YOUR ASSIGNMENT: Copy each line of the entries beneath that contains the word "when".

[DATA FOR THIS EXERCISE]

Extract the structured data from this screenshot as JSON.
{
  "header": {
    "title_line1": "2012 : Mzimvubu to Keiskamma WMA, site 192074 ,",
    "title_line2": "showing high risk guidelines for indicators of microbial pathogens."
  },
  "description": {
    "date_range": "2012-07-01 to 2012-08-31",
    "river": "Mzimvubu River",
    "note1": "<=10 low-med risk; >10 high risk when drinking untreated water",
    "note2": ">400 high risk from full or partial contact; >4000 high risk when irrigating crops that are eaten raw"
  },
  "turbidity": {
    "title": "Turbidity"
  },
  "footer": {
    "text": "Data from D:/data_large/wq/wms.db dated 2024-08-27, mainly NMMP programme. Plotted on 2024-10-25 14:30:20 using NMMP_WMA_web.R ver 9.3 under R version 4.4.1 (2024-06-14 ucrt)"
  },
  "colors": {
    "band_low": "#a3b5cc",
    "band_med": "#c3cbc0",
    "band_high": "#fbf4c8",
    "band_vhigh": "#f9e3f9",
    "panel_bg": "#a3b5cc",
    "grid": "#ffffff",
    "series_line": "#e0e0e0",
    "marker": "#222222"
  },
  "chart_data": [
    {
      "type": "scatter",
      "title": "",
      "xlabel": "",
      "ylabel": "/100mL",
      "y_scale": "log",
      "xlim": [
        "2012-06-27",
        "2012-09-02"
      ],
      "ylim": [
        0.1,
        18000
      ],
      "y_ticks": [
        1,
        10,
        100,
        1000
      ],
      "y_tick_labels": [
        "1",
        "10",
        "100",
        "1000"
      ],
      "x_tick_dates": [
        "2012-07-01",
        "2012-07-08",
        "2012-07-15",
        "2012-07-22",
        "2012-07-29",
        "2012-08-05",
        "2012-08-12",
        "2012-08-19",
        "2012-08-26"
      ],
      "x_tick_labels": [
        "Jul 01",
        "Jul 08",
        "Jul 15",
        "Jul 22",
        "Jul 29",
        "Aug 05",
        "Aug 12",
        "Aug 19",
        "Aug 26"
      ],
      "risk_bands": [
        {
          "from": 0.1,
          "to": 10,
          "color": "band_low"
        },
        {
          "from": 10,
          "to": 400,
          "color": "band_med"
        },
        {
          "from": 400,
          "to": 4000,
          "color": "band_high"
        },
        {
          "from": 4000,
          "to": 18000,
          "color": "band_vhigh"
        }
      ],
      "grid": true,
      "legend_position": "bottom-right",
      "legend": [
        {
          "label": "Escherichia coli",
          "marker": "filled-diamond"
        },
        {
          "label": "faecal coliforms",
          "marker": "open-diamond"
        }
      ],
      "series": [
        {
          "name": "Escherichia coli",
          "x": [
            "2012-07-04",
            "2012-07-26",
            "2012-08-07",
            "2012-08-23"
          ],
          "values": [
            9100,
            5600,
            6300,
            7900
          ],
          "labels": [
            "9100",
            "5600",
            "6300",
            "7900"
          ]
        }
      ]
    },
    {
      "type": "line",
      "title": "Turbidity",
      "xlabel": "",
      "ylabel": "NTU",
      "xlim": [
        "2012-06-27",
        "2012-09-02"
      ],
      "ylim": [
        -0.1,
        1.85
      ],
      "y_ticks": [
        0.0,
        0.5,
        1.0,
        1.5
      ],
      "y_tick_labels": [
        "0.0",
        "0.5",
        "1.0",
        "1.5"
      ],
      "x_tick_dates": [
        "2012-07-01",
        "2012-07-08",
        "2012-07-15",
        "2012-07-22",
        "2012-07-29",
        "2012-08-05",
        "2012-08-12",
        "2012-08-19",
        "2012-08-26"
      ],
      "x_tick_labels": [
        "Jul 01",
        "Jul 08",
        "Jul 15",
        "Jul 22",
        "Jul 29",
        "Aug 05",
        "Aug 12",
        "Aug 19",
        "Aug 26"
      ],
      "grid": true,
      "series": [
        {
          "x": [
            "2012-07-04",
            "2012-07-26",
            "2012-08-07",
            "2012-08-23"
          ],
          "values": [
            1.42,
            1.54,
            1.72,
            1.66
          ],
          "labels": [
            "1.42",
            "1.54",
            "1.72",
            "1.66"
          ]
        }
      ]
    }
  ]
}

[/DATA FOR THIS EXERCISE]

EXERCISE RESULT:
    "note1": "<=10 low-med risk; >10 high risk when drinking untreated water",
    "note2": ">400 high risk from full or partial contact; >4000 high risk when irrigating crops that are eaten raw"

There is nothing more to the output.